Entries taken from a collection:
'''

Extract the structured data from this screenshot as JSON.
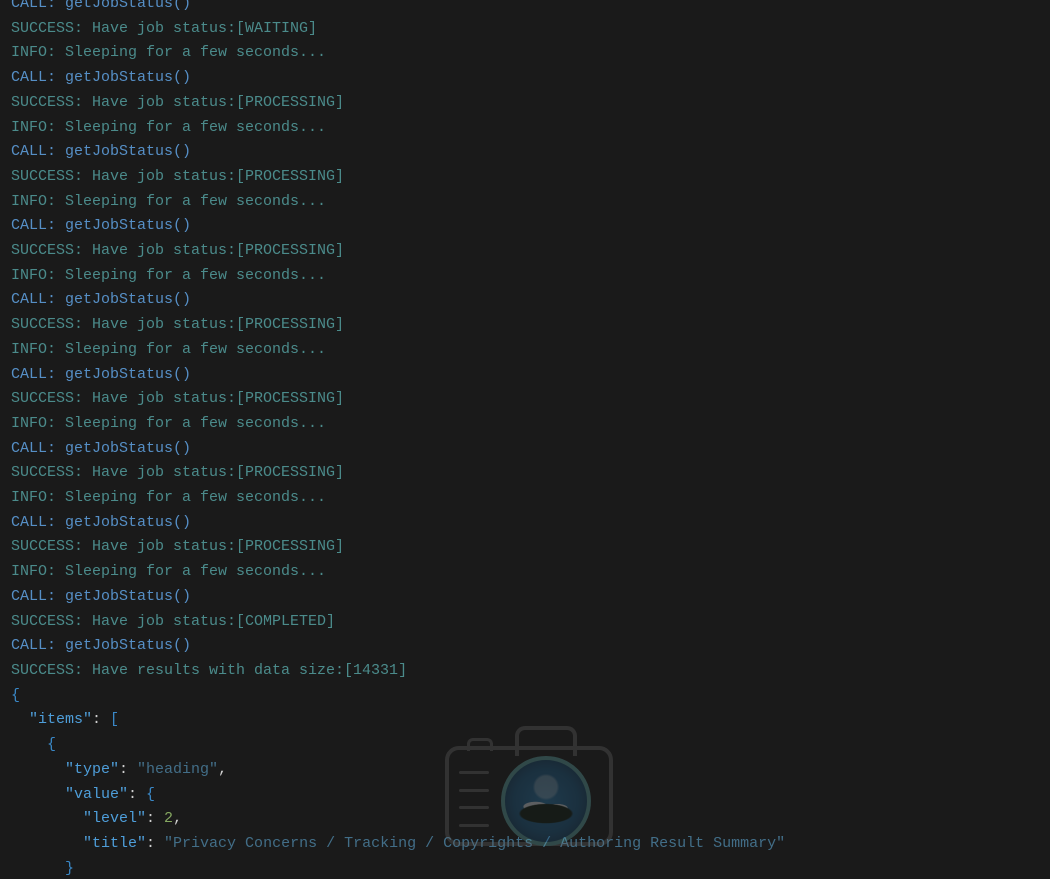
{
  "log": {
    "lines": [
      {
        "cls": "c-call",
        "text": "CALL: getJobStatus()"
      },
      {
        "cls": "c-success",
        "text": "SUCCESS: Have job status:[WAITING]"
      },
      {
        "cls": "c-info",
        "text": "INFO: Sleeping for a few seconds..."
      },
      {
        "cls": "c-call",
        "text": "CALL: getJobStatus()"
      },
      {
        "cls": "c-success",
        "text": "SUCCESS: Have job status:[PROCESSING]"
      },
      {
        "cls": "c-info",
        "text": "INFO: Sleeping for a few seconds..."
      },
      {
        "cls": "c-call",
        "text": "CALL: getJobStatus()"
      },
      {
        "cls": "c-success",
        "text": "SUCCESS: Have job status:[PROCESSING]"
      },
      {
        "cls": "c-info",
        "text": "INFO: Sleeping for a few seconds..."
      },
      {
        "cls": "c-call",
        "text": "CALL: getJobStatus()"
      },
      {
        "cls": "c-success",
        "text": "SUCCESS: Have job status:[PROCESSING]"
      },
      {
        "cls": "c-info",
        "text": "INFO: Sleeping for a few seconds..."
      },
      {
        "cls": "c-call",
        "text": "CALL: getJobStatus()"
      },
      {
        "cls": "c-success",
        "text": "SUCCESS: Have job status:[PROCESSING]"
      },
      {
        "cls": "c-info",
        "text": "INFO: Sleeping for a few seconds..."
      },
      {
        "cls": "c-call",
        "text": "CALL: getJobStatus()"
      },
      {
        "cls": "c-success",
        "text": "SUCCESS: Have job status:[PROCESSING]"
      },
      {
        "cls": "c-info",
        "text": "INFO: Sleeping for a few seconds..."
      },
      {
        "cls": "c-call",
        "text": "CALL: getJobStatus()"
      },
      {
        "cls": "c-success",
        "text": "SUCCESS: Have job status:[PROCESSING]"
      },
      {
        "cls": "c-info",
        "text": "INFO: Sleeping for a few seconds..."
      },
      {
        "cls": "c-call",
        "text": "CALL: getJobStatus()"
      },
      {
        "cls": "c-success",
        "text": "SUCCESS: Have job status:[PROCESSING]"
      },
      {
        "cls": "c-info",
        "text": "INFO: Sleeping for a few seconds..."
      },
      {
        "cls": "c-call",
        "text": "CALL: getJobStatus()"
      },
      {
        "cls": "c-success",
        "text": "SUCCESS: Have job status:[COMPLETED]"
      },
      {
        "cls": "c-call",
        "text": "CALL: getJobStatus()"
      },
      {
        "cls": "c-success",
        "text": "SUCCESS: Have results with data size:[14331]"
      }
    ]
  },
  "json_output": {
    "open_brace": "{",
    "items_key": "\"items\"",
    "items_open": "[",
    "obj_open": "{",
    "type_key": "\"type\"",
    "type_val": "\"heading\"",
    "value_key": "\"value\"",
    "value_open": "{",
    "level_key": "\"level\"",
    "level_val": "2",
    "title_key": "\"title\"",
    "title_val": "\"Privacy Concerns / Tracking / Copyrights / Authoring Result Summary\"",
    "value_close": "}"
  }
}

'''

Task details: Write out the records above once more, word for word, with no pictures.

Task answer:
Extract the structured data from this screenshot as JSON.
{
  "log": {
    "lines": [
      {
        "cls": "c-call",
        "text": "CALL: getJobStatus()"
      },
      {
        "cls": "c-success",
        "text": "SUCCESS: Have job status:[WAITING]"
      },
      {
        "cls": "c-info",
        "text": "INFO: Sleeping for a few seconds..."
      },
      {
        "cls": "c-call",
        "text": "CALL: getJobStatus()"
      },
      {
        "cls": "c-success",
        "text": "SUCCESS: Have job status:[PROCESSING]"
      },
      {
        "cls": "c-info",
        "text": "INFO: Sleeping for a few seconds..."
      },
      {
        "cls": "c-call",
        "text": "CALL: getJobStatus()"
      },
      {
        "cls": "c-success",
        "text": "SUCCESS: Have job status:[PROCESSING]"
      },
      {
        "cls": "c-info",
        "text": "INFO: Sleeping for a few seconds..."
      },
      {
        "cls": "c-call",
        "text": "CALL: getJobStatus()"
      },
      {
        "cls": "c-success",
        "text": "SUCCESS: Have job status:[PROCESSING]"
      },
      {
        "cls": "c-info",
        "text": "INFO: Sleeping for a few seconds..."
      },
      {
        "cls": "c-call",
        "text": "CALL: getJobStatus()"
      },
      {
        "cls": "c-success",
        "text": "SUCCESS: Have job status:[PROCESSING]"
      },
      {
        "cls": "c-info",
        "text": "INFO: Sleeping for a few seconds..."
      },
      {
        "cls": "c-call",
        "text": "CALL: getJobStatus()"
      },
      {
        "cls": "c-success",
        "text": "SUCCESS: Have job status:[PROCESSING]"
      },
      {
        "cls": "c-info",
        "text": "INFO: Sleeping for a few seconds..."
      },
      {
        "cls": "c-call",
        "text": "CALL: getJobStatus()"
      },
      {
        "cls": "c-success",
        "text": "SUCCESS: Have job status:[PROCESSING]"
      },
      {
        "cls": "c-info",
        "text": "INFO: Sleeping for a few seconds..."
      },
      {
        "cls": "c-call",
        "text": "CALL: getJobStatus()"
      },
      {
        "cls": "c-success",
        "text": "SUCCESS: Have job status:[PROCESSING]"
      },
      {
        "cls": "c-info",
        "text": "INFO: Sleeping for a few seconds..."
      },
      {
        "cls": "c-call",
        "text": "CALL: getJobStatus()"
      },
      {
        "cls": "c-success",
        "text": "SUCCESS: Have job status:[COMPLETED]"
      },
      {
        "cls": "c-call",
        "text": "CALL: getJobStatus()"
      },
      {
        "cls": "c-success",
        "text": "SUCCESS: Have results with data size:[14331]"
      }
    ]
  },
  "json_output": {
    "open_brace": "{",
    "items_key": "\"items\"",
    "items_open": "[",
    "obj_open": "{",
    "type_key": "\"type\"",
    "type_val": "\"heading\"",
    "value_key": "\"value\"",
    "value_open": "{",
    "level_key": "\"level\"",
    "level_val": "2",
    "title_key": "\"title\"",
    "title_val": "\"Privacy Concerns / Tracking / Copyrights / Authoring Result Summary\"",
    "value_close": "}"
  }
}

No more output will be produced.